DESCRIPTION OF THE TASK
Your task is to count the lines of the entries below that include the word "จการศ" and to give only the resulting number.

[start RECORDED DATA]

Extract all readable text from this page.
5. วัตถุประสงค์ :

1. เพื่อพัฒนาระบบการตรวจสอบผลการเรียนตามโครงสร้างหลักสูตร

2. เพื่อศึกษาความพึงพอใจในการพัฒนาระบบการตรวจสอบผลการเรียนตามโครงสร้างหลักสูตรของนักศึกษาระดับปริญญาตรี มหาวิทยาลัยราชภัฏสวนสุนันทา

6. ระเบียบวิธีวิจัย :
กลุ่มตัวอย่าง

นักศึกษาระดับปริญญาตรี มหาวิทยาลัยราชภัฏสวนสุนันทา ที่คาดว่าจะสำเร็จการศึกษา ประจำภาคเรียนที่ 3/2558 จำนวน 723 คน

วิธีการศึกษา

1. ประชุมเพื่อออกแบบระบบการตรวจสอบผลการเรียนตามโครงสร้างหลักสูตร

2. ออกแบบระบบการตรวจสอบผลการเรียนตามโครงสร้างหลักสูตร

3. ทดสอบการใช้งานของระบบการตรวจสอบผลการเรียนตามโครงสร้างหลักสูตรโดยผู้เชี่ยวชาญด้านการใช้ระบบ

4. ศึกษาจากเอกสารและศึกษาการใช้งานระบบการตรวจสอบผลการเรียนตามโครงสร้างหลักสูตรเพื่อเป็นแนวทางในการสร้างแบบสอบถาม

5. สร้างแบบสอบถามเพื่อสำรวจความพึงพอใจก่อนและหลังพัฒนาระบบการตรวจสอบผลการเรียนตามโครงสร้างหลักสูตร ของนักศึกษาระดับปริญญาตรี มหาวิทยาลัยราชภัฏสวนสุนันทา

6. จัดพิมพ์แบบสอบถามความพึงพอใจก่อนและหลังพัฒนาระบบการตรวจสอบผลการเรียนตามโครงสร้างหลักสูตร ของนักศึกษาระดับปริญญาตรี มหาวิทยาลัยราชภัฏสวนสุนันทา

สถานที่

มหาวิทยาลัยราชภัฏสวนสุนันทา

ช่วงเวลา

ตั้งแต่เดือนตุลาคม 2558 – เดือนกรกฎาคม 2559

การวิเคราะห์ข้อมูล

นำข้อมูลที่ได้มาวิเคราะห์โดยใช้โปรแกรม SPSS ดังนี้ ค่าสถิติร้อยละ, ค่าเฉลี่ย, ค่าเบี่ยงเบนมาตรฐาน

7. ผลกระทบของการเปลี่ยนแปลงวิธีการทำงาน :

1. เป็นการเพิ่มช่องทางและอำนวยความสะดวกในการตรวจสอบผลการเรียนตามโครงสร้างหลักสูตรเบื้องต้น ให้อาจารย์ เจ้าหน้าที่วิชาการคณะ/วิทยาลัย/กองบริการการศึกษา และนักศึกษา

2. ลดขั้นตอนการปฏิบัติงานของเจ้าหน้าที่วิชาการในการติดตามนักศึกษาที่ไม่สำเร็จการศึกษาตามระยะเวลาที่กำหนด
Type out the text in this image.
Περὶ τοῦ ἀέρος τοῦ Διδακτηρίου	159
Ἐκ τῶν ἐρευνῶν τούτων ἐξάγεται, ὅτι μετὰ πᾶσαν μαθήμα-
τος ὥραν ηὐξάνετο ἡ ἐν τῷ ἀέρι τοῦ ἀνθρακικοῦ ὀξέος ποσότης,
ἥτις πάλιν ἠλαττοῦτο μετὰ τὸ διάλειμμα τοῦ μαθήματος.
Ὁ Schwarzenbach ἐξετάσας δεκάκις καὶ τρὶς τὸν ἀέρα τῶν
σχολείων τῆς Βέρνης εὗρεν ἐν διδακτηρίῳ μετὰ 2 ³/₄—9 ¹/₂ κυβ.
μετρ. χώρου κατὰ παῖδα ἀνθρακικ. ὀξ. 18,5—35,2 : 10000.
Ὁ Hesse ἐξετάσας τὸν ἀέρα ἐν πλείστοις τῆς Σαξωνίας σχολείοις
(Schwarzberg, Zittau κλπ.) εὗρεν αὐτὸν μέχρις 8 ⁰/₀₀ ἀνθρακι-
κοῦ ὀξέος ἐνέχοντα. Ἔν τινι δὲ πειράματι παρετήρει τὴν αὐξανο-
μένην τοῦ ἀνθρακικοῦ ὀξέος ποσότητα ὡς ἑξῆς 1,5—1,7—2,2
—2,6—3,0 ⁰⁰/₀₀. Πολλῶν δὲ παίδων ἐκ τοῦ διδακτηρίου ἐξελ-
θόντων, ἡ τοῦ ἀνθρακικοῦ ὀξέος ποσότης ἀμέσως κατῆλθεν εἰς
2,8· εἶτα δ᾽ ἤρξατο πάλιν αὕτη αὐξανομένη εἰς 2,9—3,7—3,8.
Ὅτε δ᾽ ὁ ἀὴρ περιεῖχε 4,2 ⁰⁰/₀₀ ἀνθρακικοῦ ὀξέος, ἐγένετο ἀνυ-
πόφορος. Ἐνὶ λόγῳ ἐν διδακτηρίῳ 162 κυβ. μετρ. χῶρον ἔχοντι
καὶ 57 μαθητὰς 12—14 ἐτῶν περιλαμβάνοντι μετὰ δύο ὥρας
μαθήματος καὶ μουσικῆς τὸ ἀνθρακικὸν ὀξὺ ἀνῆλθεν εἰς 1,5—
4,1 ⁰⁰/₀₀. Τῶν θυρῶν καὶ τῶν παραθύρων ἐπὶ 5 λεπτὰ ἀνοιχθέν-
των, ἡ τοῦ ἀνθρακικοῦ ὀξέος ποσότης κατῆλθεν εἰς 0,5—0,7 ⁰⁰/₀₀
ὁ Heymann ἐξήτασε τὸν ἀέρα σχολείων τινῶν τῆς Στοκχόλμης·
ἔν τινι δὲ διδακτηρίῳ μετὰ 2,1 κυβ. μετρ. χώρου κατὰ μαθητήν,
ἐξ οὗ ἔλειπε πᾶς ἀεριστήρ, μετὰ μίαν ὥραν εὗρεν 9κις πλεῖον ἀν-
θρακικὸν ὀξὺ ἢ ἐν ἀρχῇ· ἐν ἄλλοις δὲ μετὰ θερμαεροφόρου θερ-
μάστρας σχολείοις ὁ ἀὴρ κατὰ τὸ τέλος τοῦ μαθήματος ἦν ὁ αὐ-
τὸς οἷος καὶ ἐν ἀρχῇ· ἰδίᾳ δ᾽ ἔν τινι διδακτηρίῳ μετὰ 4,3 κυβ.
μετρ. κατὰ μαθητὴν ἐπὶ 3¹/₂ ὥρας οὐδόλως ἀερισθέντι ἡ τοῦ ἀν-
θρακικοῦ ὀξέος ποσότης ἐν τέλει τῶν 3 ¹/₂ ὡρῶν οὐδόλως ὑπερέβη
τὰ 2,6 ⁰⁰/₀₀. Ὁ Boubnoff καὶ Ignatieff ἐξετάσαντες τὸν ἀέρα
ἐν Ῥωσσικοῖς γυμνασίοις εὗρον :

[end RECORDED DATA]

CORRECT RESPONSE
2